### YOUR GOAL
Copy out the listing in full, exactly as written, but not its pictures.

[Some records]
┌──
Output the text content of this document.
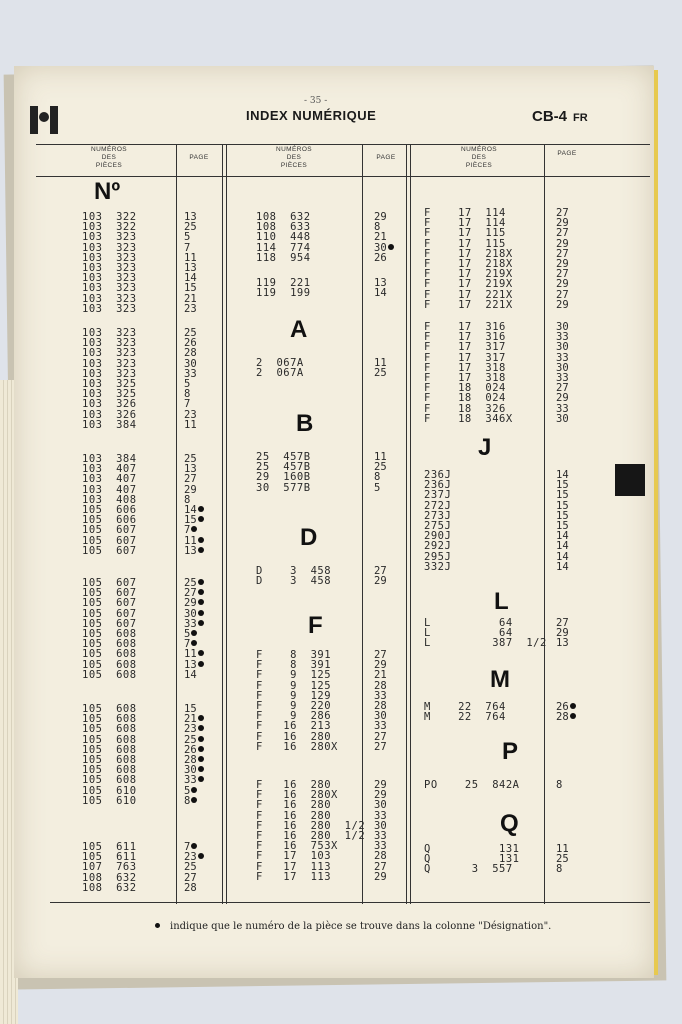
- 35 -
INDEX NUMÉRIQUE	CB-4 FR
NUMÉROS
DES
PIÈCES
PAGE
NUMÉROS
DES
PIÈCES
PAGE
NUMÉROS
DES
PIÈCES
PAGE
Nº
A
B
D
F
J
L
M
P
Q
103  322	13
103  322	25
103  323	5
103  323	7
103  323	11
103  323	13
103  323	14
103  323	15
103  323	21
103  323	23
103  323	25
103  323	26
103  323	28
103  323	30
103  323	33
103  325	5
103  325	8
103  326	7
103  326	23
103  384	11
103  384	25
103  407	13
103  407	27
103  407	29
103  408	8
105  606	14
105  606	15
105  607	7
105  607	11
105  607	13
105  607	25
105  607	27
105  607	29
105  607	30
105  607	33
105  608	5
105  608	7
105  608	11
105  608	13
105  608	14
105  608	15
105  608	21
105  608	23
105  608	25
105  608	26
105  608	28
105  608	30
105  608	33
105  610	5
105  610	8
105  611	7
105  611	23
107  763	25
108  632	27
108  632	28
108  632	29
108  633	8
110  448	21
114  774	30
118  954	26
119  221	13
119  199	14
2  067A	11
2  067A	25
25  457B	11
25  457B	25
29  160B	8
30  577B	5
D    3  458	27
D    3  458	29
F    8  391	27
F    8  391	29
F    9  125	21
F    9  125	28
F    9  129	33
F    9  220	28
F    9  286	30
F   16  213	33
F   16  280	27
F   16  280X	27
F   16  280	29
F   16  280X	29
F   16  280	30
F   16  280	33
F   16  280  1/2 30
F   16  280  1/2 33
F   16  753X	33
F   17  103	28
F   17  113	27
F   17  113	29
F    17  114	27
F    17  114	29
F    17  115	27
F    17  115	29
F    17  218X	27
F    17  218X	29
F    17  219X	27
F    17  219X	29
F    17  221X	27
F    17  221X	29
F    17  316	30
F    17  316	33
F    17  317	30
F    17  317	33
F    17  318	30
F    17  318	33
F    18  024	27
F    18  024	29
F    18  326	33
F    18  346X	30
236J	14
236J	15
237J	15
272J	15
273J	15
275J	15
290J	14
292J	14
295J	14
332J	14
L          64	27
L          64	29
L         387  1/2 13
M    22  764	26
M    22  764	28
PO    25  842A	8
Q          131	11
Q          131	25
Q      3  557	8
indique que le numéro de la pièce se trouve dans la colonne "Désignation".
└──
### EXPECTED OUTPUT
Output the text content of this document.
- 35 -
INDEX NUMÉRIQUE	CB-4 FR
NUMÉROS
DES
PIÈCES
PAGE
NUMÉROS
DES
PIÈCES
PAGE
NUMÉROS
DES
PIÈCES
PAGE
Nº
A
B
D
F
J
L
M
P
Q
103  322	13
103  322	25
103  323	5
103  323	7
103  323	11
103  323	13
103  323	14
103  323	15
103  323	21
103  323	23
103  323	25
103  323	26
103  323	28
103  323	30
103  323	33
103  325	5
103  325	8
103  326	7
103  326	23
103  384	11
103  384	25
103  407	13
103  407	27
103  407	29
103  408	8
105  606	14
105  606	15
105  607	7
105  607	11
105  607	13
105  607	25
105  607	27
105  607	29
105  607	30
105  607	33
105  608	5
105  608	7
105  608	11
105  608	13
105  608	14
105  608	15
105  608	21
105  608	23
105  608	25
105  608	26
105  608	28
105  608	30
105  608	33
105  610	5
105  610	8
105  611	7
105  611	23
107  763	25
108  632	27
108  632	28
108  632	29
108  633	8
110  448	21
114  774	30
118  954	26
119  221	13
119  199	14
2  067A	11
2  067A	25
25  457B	11
25  457B	25
29  160B	8
30  577B	5
D    3  458	27
D    3  458	29
F    8  391	27
F    8  391	29
F    9  125	21
F    9  125	28
F    9  129	33
F    9  220	28
F    9  286	30
F   16  213	33
F   16  280	27
F   16  280X	27
F   16  280	29
F   16  280X	29
F   16  280	30
F   16  280	33
F   16  280  1/2 30
F   16  280  1/2 33
F   16  753X	33
F   17  103	28
F   17  113	27
F   17  113	29
F    17  114	27
F    17  114	29
F    17  115	27
F    17  115	29
F    17  218X	27
F    17  218X	29
F    17  219X	27
F    17  219X	29
F    17  221X	27
F    17  221X	29
F    17  316	30
F    17  316	33
F    17  317	30
F    17  317	33
F    17  318	30
F    17  318	33
F    18  024	27
F    18  024	29
F    18  326	33
F    18  346X	30
236J	14
236J	15
237J	15
272J	15
273J	15
275J	15
290J	14
292J	14
295J	14
332J	14
L          64	27
L          64	29
L         387  1/2 13
M    22  764	26
M    22  764	28
PO    25  842A	8
Q          131	11
Q          131	25
Q      3  557	8
indique que le numéro de la pièce se trouve dans la colonne "Désignation".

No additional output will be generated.